— Start Data —

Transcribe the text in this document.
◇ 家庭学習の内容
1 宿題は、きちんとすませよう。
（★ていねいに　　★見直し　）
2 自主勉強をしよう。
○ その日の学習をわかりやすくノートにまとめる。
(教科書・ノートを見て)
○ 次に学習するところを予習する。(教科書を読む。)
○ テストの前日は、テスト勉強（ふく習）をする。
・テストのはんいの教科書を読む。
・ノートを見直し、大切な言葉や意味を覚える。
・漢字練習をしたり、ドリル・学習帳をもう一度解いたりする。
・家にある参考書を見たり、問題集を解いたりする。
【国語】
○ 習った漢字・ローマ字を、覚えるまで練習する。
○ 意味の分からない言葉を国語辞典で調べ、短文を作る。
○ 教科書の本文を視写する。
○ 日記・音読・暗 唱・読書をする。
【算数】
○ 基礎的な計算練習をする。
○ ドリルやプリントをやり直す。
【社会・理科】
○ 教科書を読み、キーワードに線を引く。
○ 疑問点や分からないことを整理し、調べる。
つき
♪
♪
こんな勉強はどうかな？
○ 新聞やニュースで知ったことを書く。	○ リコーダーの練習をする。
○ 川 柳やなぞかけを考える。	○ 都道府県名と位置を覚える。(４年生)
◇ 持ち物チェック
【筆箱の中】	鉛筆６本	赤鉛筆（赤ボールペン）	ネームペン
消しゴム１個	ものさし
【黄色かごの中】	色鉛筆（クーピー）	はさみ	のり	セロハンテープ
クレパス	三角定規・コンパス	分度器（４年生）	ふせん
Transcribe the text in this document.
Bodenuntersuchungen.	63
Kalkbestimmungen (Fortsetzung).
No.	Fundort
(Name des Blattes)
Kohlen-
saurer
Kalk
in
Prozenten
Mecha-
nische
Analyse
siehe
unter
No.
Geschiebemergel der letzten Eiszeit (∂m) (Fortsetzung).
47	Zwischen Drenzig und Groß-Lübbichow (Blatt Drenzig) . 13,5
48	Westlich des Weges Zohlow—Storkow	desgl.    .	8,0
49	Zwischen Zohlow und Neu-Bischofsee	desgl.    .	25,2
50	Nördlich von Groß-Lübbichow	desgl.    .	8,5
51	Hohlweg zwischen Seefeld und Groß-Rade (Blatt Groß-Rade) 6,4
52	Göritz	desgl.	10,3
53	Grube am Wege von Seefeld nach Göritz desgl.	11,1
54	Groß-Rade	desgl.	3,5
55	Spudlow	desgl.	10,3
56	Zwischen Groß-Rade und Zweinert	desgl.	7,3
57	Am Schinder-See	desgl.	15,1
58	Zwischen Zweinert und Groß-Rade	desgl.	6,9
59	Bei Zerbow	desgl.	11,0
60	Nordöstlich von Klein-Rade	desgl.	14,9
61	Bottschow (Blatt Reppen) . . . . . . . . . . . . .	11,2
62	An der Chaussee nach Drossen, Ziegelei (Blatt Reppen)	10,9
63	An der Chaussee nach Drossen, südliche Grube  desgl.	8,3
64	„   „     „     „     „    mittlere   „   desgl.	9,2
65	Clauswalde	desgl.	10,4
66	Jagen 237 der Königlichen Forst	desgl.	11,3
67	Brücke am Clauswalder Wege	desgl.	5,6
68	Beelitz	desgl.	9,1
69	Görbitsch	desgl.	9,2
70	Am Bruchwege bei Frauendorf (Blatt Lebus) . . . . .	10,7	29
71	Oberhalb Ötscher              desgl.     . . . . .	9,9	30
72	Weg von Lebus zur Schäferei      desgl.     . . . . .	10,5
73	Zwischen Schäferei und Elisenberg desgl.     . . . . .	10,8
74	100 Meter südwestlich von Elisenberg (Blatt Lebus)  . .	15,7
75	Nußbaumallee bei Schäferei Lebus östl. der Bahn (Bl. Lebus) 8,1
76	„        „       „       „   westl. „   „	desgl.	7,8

— End Data —

The task →
List each line in the listing that contains the string "Zweinert".

Complete answer →
56	Zwischen Groß-Rade und Zweinert	desgl.	7,3
58	Zwischen Zweinert und Groß-Rade	desgl.	6,9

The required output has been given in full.